- [What is asked]
Find each line holding "more" and copy it out.

- [Supplied data]
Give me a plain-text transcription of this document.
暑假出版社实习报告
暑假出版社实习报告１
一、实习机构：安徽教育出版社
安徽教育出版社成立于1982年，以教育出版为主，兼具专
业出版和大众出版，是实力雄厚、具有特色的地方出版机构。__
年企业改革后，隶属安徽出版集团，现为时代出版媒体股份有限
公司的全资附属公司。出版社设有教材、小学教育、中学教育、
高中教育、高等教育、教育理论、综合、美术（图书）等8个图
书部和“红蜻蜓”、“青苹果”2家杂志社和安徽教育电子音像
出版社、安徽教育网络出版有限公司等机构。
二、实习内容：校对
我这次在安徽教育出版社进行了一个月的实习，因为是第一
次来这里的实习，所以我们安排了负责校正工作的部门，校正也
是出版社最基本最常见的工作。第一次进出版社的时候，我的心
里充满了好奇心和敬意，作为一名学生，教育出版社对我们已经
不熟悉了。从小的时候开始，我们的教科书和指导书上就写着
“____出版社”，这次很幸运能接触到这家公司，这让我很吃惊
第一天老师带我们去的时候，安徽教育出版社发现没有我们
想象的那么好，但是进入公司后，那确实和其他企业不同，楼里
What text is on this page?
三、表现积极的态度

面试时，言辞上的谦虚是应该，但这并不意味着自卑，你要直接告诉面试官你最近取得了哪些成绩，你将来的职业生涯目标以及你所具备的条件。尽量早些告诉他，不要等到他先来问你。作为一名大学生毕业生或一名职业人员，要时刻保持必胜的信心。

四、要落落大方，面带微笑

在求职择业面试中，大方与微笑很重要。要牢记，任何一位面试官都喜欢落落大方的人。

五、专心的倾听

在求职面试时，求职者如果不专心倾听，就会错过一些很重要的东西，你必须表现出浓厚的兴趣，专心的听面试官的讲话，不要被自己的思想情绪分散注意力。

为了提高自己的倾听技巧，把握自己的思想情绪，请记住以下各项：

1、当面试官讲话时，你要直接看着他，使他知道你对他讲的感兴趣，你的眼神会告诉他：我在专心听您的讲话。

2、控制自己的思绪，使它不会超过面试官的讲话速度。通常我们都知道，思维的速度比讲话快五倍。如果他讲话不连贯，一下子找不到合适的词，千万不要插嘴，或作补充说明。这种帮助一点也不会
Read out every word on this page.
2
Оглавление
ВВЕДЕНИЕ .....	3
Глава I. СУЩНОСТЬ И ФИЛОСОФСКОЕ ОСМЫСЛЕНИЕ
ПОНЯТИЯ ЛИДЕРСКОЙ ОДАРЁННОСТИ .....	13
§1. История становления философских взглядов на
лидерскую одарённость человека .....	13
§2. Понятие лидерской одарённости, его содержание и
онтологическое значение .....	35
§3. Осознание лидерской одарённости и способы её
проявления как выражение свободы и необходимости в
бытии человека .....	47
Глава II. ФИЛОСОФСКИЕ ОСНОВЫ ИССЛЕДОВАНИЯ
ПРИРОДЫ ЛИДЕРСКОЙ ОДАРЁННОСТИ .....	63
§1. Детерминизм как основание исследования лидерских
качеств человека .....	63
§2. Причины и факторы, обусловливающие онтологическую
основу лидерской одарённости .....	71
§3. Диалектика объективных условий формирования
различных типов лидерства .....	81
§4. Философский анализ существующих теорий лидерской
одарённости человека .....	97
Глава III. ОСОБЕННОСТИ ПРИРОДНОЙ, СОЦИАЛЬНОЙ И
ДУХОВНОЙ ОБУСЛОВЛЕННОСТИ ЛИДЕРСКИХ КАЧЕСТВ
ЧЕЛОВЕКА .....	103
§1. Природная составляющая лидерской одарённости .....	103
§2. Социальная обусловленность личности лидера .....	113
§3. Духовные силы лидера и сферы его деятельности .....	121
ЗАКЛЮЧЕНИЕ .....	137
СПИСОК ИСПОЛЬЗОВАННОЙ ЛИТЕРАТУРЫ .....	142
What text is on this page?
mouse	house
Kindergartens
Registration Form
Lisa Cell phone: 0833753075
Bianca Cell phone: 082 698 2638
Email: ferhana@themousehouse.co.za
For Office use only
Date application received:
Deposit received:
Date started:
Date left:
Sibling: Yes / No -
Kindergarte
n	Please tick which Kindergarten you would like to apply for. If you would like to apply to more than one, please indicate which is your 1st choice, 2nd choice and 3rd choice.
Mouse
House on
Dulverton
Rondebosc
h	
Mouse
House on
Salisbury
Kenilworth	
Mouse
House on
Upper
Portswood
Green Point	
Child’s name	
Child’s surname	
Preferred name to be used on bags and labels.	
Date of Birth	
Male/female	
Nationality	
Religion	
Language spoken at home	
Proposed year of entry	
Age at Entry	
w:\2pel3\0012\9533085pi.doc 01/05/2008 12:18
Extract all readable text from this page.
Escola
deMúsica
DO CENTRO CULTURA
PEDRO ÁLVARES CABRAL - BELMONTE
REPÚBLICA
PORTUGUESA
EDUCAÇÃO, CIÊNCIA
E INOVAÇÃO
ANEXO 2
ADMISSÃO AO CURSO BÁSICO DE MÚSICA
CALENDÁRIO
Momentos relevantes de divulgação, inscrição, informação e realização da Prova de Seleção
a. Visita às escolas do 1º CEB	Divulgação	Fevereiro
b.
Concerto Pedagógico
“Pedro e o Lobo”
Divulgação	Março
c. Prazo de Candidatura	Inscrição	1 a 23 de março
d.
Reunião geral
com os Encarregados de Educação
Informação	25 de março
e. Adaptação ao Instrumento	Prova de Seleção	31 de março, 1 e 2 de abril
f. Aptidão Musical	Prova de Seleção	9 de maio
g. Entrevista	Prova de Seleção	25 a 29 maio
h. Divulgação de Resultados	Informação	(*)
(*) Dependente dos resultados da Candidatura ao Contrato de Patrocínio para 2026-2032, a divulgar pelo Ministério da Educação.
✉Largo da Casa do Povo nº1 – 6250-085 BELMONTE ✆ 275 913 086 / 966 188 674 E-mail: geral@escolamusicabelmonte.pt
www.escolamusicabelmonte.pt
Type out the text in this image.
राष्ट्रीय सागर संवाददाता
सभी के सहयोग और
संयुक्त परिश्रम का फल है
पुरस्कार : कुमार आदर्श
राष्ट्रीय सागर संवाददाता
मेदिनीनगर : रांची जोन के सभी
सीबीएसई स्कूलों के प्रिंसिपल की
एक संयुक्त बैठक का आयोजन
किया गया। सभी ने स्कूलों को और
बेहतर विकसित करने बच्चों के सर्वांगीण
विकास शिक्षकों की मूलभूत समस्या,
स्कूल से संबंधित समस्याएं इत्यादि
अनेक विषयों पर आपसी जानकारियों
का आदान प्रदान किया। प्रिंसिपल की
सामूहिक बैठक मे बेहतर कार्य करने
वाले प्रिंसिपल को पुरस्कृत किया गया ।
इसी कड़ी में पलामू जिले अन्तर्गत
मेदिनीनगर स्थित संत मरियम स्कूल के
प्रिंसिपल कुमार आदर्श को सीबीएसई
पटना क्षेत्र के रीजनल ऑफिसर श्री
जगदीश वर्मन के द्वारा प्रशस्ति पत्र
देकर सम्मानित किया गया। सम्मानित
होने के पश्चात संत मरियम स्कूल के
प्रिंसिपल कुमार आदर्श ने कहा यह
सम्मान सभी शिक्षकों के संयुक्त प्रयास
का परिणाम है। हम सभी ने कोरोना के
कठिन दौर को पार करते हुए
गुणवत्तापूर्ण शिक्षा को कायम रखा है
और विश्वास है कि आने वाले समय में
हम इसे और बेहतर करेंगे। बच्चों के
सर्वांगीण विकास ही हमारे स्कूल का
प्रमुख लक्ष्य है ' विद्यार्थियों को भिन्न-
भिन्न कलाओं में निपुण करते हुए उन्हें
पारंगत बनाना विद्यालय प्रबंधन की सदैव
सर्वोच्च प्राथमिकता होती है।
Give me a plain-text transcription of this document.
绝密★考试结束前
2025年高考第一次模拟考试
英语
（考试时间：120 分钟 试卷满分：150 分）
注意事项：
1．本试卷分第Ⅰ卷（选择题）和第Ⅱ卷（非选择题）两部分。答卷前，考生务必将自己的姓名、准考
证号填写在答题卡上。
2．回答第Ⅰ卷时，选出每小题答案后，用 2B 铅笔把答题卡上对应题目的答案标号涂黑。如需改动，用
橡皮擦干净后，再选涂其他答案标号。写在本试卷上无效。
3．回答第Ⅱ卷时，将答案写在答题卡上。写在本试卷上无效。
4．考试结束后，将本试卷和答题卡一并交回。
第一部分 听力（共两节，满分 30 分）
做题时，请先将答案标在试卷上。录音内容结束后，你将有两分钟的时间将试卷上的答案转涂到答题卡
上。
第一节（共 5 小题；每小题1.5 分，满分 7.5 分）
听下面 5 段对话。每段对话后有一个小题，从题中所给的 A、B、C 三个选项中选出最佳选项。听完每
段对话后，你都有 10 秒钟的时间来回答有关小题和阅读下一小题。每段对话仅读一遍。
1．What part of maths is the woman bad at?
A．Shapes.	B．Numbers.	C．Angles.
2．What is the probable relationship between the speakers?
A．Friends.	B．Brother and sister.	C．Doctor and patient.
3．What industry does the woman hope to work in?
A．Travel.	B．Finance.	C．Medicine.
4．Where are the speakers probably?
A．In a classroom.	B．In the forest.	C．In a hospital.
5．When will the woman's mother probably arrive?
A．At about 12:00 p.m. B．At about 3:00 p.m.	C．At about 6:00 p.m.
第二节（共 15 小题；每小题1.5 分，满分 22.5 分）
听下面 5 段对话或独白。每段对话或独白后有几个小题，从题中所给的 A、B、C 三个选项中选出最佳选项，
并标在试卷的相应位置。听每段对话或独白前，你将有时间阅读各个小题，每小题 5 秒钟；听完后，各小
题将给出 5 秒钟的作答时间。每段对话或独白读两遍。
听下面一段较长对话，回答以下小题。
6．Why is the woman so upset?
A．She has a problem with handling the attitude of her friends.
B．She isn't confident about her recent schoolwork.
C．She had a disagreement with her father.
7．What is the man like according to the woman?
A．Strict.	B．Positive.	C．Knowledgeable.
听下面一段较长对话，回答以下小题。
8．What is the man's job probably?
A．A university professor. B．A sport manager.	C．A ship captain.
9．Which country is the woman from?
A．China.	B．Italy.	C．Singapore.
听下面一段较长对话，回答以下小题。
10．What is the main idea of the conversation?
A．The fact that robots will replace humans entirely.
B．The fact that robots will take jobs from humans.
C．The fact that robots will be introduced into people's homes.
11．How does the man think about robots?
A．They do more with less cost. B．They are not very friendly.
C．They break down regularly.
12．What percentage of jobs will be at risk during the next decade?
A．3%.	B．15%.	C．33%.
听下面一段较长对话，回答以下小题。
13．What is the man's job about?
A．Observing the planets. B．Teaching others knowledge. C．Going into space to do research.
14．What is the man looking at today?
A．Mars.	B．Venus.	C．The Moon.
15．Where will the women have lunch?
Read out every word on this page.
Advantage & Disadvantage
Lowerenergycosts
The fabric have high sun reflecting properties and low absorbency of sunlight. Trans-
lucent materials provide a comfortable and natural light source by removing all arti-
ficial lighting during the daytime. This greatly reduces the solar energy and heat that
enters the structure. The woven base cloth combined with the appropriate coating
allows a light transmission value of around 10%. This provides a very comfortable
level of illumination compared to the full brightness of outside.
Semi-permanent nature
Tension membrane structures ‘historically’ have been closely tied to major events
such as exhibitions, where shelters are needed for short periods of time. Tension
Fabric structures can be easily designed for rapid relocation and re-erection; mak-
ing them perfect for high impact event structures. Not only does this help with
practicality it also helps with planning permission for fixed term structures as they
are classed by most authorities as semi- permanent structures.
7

- [Problem solution]
n	Please tick which Kindergarten you would like to apply for. If you would like to apply to more than one, please indicate which is your 1st choice, 2nd choice and 3rd choice.
A．They do more with less cost. B．They are not very friendly.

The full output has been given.